→ **JOB**
Every line of the data that contains the string "color" must be copied.
-- START EXTRACTED INFORMATION --
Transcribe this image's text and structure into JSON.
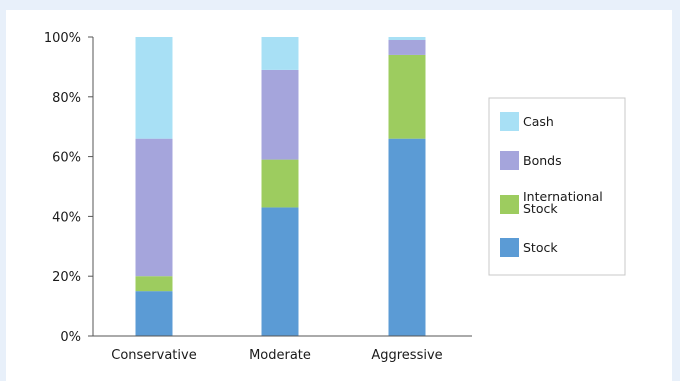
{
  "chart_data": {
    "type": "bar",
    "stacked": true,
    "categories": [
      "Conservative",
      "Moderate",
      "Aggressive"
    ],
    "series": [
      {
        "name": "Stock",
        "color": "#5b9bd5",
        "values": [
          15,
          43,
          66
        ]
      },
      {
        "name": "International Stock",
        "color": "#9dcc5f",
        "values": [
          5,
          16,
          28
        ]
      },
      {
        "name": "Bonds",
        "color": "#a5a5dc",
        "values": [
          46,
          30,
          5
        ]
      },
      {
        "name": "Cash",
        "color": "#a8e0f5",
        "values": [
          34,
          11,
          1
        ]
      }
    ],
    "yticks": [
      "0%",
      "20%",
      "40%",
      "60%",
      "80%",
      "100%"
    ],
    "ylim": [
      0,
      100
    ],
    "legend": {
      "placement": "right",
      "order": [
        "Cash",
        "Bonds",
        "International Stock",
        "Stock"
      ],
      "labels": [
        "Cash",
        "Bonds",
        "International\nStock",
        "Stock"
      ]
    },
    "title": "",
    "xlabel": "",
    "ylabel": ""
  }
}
-- END EXTRACTED INFORMATION --
-- START EXTRACTED INFORMATION --
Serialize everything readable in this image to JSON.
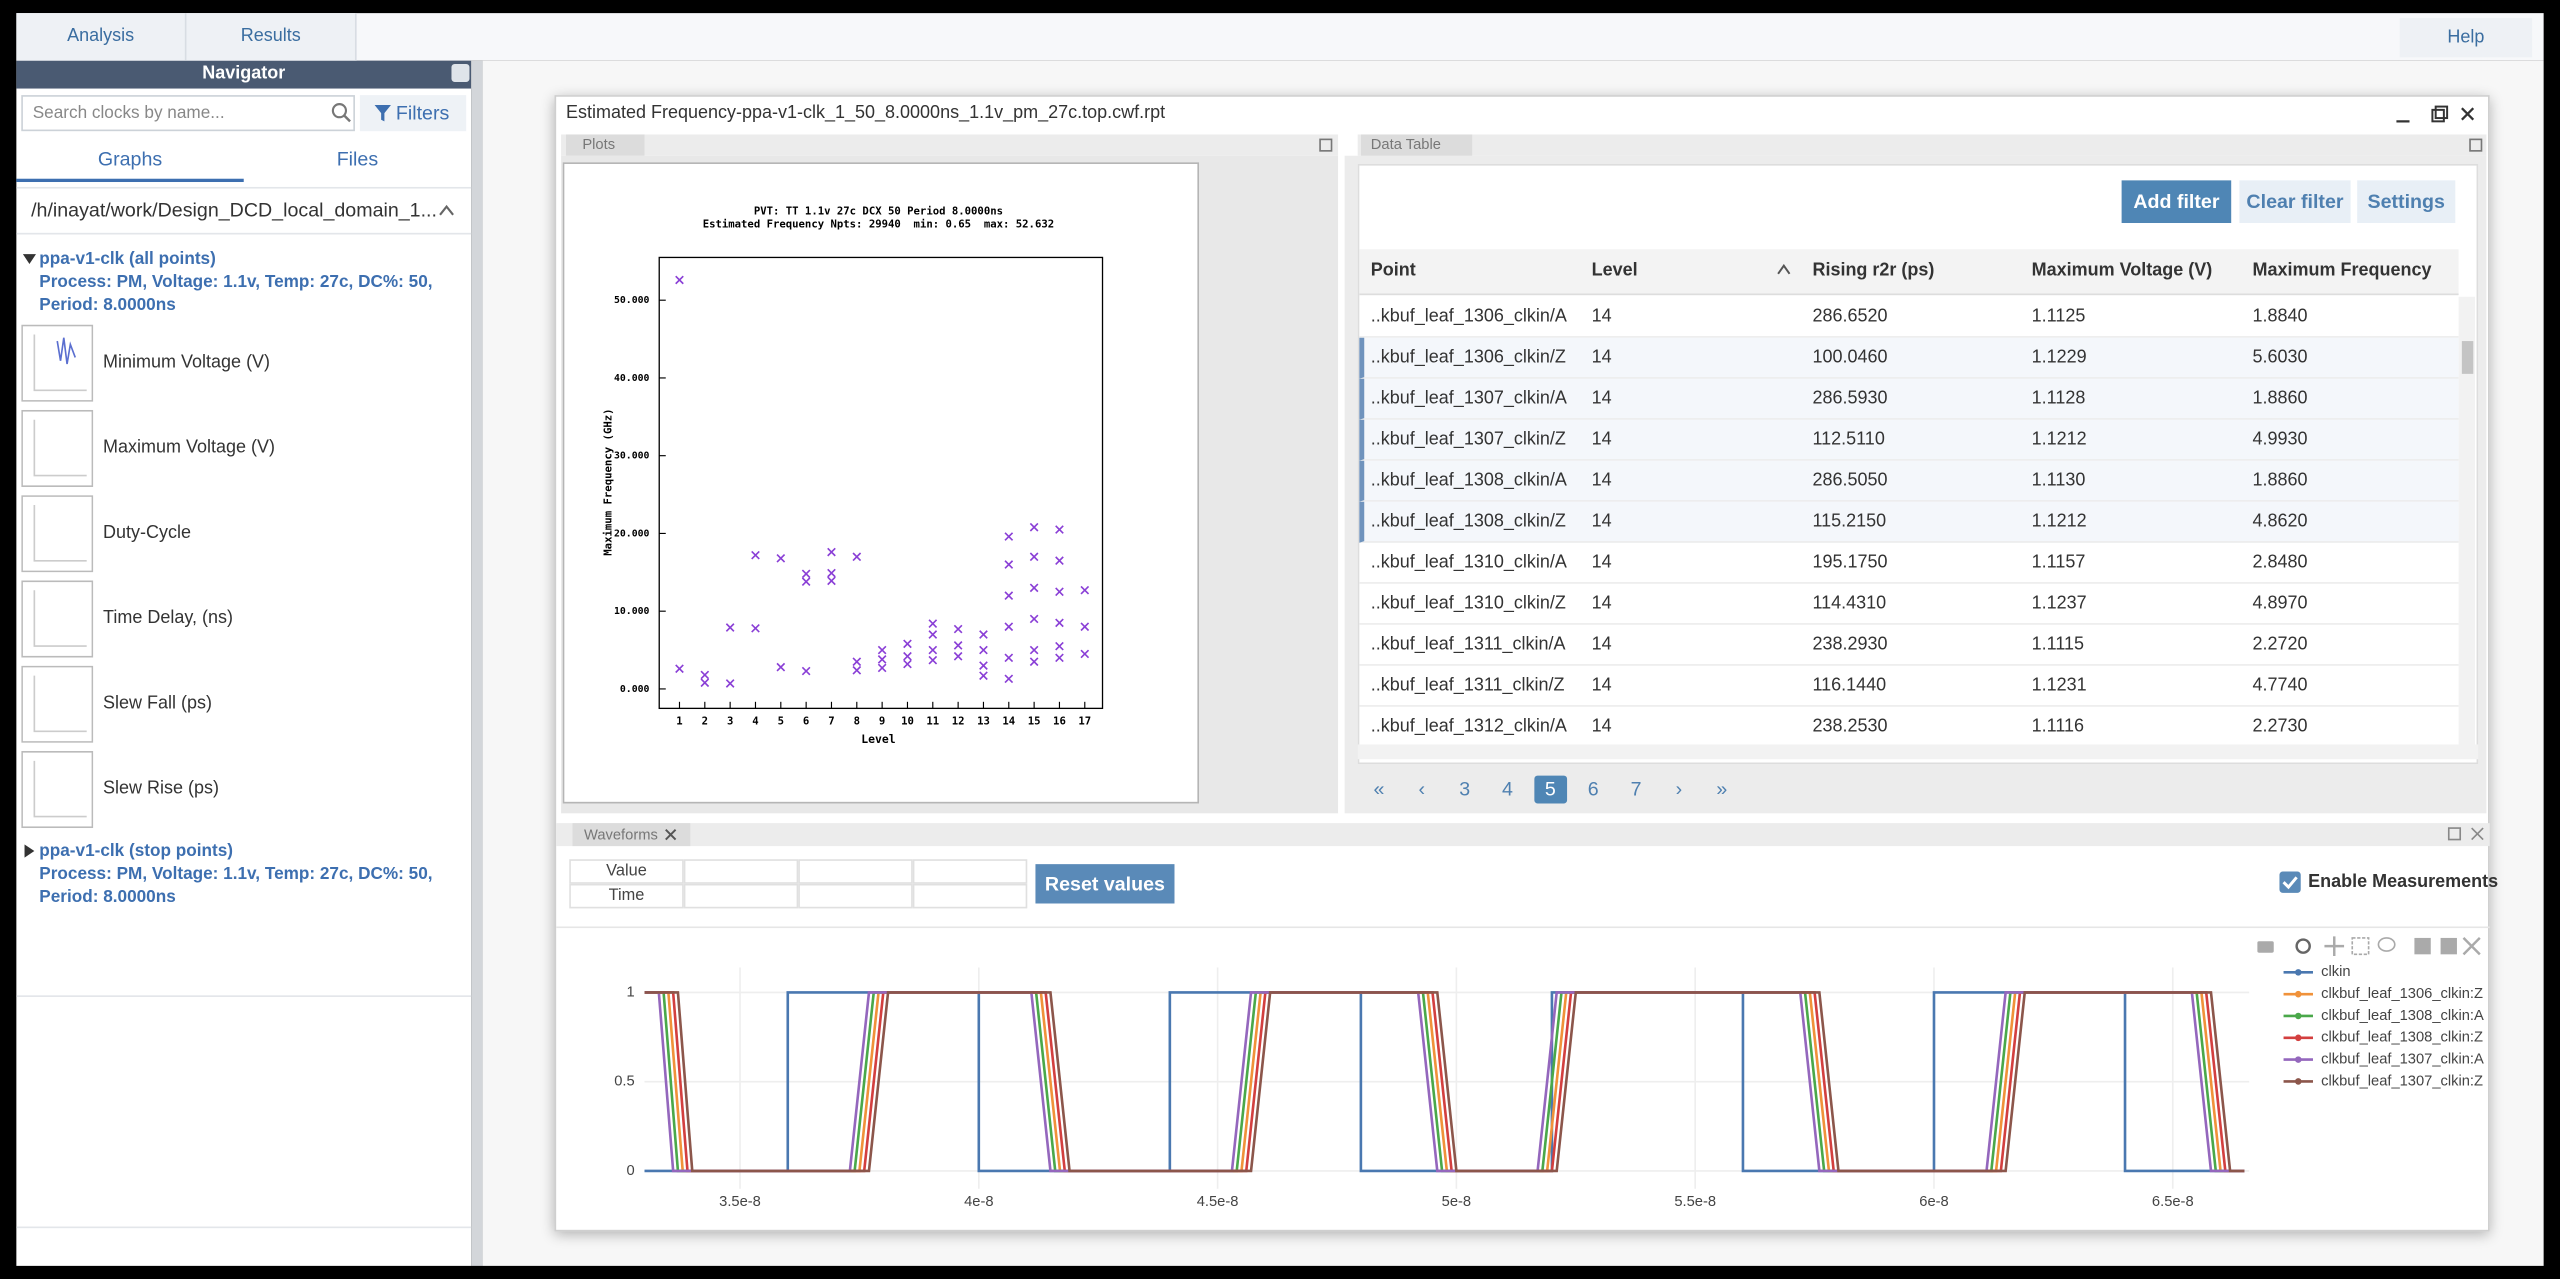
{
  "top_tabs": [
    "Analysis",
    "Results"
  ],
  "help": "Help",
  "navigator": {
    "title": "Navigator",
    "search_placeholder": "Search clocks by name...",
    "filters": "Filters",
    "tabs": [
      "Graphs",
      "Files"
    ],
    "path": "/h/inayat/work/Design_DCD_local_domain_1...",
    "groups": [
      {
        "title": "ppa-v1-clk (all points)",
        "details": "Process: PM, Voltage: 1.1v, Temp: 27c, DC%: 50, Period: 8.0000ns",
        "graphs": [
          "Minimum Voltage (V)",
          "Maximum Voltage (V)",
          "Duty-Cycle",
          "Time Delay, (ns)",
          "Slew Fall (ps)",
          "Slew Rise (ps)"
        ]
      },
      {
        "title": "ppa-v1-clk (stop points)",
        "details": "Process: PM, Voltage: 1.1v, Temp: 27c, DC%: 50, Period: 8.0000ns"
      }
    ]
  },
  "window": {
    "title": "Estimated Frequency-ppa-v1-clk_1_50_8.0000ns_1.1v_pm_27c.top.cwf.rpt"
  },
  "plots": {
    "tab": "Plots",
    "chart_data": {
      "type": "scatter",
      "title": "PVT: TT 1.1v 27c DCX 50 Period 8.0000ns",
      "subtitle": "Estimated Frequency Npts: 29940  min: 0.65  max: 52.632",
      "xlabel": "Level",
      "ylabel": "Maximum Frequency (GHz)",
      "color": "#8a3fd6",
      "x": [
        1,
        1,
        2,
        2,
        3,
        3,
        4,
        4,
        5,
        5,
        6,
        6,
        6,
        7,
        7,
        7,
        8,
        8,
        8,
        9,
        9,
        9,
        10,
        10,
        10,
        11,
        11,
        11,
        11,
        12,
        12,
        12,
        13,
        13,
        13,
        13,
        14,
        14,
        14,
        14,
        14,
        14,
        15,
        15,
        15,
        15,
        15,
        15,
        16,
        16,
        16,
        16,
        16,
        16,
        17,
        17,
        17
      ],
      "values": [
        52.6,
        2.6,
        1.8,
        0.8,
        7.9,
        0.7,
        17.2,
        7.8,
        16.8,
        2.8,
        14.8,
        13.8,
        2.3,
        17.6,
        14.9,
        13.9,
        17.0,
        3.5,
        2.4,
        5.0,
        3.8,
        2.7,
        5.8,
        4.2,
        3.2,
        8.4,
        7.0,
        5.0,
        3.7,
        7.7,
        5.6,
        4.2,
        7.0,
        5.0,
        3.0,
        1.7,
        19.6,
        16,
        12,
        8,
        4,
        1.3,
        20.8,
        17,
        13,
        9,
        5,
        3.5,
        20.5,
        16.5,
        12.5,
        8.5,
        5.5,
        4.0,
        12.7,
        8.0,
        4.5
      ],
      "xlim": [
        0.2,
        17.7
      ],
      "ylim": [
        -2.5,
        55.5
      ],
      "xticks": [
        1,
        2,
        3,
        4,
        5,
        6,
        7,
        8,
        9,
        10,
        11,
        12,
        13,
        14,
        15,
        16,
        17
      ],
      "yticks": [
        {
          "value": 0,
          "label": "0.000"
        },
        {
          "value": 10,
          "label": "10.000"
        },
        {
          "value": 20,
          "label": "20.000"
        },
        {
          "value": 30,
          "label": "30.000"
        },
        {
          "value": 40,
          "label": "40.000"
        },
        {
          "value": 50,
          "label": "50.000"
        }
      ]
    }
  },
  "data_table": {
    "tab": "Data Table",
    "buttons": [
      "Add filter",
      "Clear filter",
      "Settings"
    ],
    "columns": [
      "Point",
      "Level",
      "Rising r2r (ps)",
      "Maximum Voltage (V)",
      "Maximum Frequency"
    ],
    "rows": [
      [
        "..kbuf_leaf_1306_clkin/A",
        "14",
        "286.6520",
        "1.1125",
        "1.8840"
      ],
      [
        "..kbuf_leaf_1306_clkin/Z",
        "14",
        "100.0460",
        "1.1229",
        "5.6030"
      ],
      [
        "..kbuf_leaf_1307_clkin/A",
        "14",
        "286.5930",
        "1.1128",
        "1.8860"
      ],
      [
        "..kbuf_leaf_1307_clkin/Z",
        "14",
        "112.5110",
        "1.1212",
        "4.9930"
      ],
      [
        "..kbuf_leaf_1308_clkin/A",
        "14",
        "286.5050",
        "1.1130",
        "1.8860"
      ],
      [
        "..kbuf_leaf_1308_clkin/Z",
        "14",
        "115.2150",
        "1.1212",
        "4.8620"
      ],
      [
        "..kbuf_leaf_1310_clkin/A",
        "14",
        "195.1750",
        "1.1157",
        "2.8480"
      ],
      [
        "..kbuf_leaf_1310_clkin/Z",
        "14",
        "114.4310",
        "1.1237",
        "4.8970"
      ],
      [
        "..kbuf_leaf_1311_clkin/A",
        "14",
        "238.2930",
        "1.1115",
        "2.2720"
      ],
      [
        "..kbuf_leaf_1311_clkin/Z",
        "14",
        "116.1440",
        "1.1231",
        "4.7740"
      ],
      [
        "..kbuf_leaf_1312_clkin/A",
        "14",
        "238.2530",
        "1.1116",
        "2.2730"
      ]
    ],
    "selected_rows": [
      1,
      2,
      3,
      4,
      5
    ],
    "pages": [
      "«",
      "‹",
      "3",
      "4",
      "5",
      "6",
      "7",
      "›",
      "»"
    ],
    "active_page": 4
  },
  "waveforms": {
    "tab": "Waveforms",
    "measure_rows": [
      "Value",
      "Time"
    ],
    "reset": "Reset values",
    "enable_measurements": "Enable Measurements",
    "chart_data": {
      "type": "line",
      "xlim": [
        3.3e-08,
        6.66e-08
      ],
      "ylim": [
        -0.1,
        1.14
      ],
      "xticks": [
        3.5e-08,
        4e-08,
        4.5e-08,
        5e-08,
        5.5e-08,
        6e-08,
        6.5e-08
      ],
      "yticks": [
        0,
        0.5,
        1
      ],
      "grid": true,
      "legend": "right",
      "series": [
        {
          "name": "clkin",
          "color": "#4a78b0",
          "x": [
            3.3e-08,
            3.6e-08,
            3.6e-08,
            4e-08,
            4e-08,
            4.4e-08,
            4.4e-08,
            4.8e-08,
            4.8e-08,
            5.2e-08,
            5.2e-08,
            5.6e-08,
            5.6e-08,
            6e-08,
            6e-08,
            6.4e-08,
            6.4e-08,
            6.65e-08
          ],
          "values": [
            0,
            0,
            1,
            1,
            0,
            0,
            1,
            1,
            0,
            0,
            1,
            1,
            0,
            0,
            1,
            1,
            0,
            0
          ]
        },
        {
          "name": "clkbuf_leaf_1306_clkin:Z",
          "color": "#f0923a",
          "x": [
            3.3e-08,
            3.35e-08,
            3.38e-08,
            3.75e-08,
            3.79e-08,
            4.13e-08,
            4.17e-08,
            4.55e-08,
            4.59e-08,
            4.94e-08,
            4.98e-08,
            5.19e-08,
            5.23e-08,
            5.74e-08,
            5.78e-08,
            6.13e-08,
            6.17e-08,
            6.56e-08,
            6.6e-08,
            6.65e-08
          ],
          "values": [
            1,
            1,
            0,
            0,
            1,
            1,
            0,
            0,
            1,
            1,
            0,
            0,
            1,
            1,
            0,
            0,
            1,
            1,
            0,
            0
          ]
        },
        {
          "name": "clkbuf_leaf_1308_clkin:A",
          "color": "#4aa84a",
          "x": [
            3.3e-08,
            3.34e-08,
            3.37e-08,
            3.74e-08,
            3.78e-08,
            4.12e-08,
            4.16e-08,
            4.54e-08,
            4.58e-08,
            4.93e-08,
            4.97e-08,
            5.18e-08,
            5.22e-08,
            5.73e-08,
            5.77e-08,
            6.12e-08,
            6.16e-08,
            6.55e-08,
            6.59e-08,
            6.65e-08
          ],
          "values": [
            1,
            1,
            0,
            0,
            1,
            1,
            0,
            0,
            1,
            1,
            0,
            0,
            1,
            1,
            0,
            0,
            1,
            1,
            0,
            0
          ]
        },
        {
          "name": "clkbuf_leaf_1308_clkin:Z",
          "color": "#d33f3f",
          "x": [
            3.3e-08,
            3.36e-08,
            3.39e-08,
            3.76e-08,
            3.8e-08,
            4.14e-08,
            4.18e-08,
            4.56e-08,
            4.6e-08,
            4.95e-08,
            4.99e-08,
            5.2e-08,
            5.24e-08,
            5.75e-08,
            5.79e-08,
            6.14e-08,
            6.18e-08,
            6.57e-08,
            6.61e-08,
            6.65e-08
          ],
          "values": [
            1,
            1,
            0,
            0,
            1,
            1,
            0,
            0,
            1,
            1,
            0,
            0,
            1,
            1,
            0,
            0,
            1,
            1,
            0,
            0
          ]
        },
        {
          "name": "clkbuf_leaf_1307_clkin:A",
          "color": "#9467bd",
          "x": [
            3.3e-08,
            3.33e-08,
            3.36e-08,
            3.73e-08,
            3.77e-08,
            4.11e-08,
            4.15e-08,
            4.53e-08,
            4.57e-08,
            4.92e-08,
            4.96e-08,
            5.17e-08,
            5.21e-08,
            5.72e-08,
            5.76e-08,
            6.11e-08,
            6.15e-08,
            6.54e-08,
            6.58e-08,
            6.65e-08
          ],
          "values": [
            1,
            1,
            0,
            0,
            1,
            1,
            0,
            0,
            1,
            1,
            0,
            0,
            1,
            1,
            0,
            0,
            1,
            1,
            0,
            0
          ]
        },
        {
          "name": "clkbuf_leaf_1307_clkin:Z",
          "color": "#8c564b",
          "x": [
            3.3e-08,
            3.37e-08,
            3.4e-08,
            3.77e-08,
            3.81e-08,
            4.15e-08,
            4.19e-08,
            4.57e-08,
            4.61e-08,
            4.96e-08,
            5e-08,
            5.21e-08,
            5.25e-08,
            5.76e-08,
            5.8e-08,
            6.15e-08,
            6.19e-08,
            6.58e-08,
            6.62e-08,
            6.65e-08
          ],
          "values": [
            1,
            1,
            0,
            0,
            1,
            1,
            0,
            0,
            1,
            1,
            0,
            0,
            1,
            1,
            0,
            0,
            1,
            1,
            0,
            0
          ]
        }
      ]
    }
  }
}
-- END EXTRACTED INFORMATION --
→ **RESPONSE**
        "color": "#5b9bd5",
        "color": "#9dcc5f",
        "color": "#a5a5dc",
        "color": "#a8e0f5",
      "color": "#8a3fd6",
          "color": "#4a78b0",
          "color": "#f0923a",
          "color": "#4aa84a",
          "color": "#d33f3f",
          "color": "#9467bd",
          "color": "#8c564b",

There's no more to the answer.